### Problem statement
In the text on spacecraft docking, from what position does the second spacecraft start?

Let x be the position of their docking and t is
time needed to arrive to the x.
Let the first spacecraft started from the
position 0 and let X-axis be directed from the first spacecraft to the
second.
Then we have that the second spacecraft starts from the position
13500.
Let's write a system of equations for displacements and velocities, as
we know that their final velocities must be zeroes:

x = V1*t -
(a1*t^2)/2,
x = 13500 - V2*t + (a2*t^2)/2,
V1 - a1*t = 0,
V2 - a2*t =
0.

From the third and the 4th equations we get

t = V1/a1,
V2 =
V1 * a2/a1.

### Data supplied
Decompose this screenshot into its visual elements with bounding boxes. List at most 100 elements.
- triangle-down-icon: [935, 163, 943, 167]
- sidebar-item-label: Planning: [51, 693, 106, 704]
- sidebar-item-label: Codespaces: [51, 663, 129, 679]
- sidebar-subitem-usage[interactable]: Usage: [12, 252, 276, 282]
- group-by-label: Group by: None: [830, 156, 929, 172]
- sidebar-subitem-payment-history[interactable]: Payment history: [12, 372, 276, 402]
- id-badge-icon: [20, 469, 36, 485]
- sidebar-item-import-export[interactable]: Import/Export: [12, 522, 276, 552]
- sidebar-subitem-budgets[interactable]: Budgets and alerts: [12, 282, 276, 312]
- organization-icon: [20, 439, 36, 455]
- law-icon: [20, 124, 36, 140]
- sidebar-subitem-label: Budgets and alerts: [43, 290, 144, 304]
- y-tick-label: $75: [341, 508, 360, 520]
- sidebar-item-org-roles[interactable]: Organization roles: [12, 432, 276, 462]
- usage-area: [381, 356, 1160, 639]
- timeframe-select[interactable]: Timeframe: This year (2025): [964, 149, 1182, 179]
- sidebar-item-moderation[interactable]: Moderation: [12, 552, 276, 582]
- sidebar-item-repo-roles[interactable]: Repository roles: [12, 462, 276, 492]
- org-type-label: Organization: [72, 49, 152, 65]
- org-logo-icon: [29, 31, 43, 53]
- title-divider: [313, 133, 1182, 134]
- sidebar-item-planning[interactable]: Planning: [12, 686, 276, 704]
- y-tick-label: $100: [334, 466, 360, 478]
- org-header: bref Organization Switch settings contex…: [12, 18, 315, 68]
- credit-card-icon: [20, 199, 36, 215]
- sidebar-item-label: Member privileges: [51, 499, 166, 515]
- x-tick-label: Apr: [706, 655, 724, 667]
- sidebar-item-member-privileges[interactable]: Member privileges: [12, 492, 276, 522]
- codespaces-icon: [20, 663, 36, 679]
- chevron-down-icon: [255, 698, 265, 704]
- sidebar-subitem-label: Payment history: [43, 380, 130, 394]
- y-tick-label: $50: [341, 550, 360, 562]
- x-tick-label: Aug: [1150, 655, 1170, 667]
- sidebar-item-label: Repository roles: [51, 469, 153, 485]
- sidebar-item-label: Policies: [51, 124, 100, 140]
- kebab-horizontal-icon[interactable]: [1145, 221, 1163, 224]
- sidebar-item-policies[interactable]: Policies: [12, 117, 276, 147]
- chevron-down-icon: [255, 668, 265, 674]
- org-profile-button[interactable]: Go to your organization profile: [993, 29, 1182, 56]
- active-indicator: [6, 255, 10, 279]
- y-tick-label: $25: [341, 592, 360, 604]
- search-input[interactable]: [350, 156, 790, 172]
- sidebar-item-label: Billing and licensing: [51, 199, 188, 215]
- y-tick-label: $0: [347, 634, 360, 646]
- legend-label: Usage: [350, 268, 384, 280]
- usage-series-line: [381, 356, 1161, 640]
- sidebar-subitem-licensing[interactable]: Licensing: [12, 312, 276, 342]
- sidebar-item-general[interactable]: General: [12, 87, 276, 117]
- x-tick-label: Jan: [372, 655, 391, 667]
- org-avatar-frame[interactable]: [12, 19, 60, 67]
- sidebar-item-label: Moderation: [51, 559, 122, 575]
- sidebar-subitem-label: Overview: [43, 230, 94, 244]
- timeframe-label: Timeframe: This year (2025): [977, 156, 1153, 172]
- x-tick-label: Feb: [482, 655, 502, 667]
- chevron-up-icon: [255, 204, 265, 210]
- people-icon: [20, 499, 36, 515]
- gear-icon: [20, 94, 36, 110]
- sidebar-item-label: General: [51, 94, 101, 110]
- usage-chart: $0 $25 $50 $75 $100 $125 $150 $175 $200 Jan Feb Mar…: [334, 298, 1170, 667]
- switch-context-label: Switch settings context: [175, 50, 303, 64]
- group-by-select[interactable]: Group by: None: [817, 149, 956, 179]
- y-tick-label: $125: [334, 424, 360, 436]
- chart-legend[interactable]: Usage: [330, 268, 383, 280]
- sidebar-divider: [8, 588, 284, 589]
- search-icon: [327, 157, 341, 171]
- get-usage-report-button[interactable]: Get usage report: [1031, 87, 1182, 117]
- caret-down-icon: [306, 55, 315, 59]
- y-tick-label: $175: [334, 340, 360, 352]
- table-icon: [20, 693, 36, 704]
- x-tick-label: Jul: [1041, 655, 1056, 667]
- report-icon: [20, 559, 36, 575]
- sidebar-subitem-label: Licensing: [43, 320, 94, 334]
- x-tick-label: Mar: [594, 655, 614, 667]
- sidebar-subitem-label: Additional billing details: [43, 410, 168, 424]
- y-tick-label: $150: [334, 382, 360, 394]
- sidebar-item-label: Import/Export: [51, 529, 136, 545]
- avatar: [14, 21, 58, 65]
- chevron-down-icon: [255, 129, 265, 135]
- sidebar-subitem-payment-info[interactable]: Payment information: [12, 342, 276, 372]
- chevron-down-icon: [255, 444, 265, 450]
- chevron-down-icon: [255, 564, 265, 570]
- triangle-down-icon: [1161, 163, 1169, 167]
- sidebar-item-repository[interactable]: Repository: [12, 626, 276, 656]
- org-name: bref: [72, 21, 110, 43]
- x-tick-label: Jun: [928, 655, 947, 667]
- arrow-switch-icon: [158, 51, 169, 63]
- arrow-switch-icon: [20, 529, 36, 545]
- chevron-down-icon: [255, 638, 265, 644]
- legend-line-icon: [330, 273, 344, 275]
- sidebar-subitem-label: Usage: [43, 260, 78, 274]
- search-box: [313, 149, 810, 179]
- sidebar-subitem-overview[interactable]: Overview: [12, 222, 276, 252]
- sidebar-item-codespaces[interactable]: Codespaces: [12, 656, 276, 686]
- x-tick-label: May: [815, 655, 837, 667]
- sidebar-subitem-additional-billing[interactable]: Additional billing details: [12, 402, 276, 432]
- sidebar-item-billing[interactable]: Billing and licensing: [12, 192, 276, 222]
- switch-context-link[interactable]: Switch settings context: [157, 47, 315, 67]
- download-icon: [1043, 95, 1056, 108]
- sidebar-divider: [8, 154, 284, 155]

### Written answer
Position 13500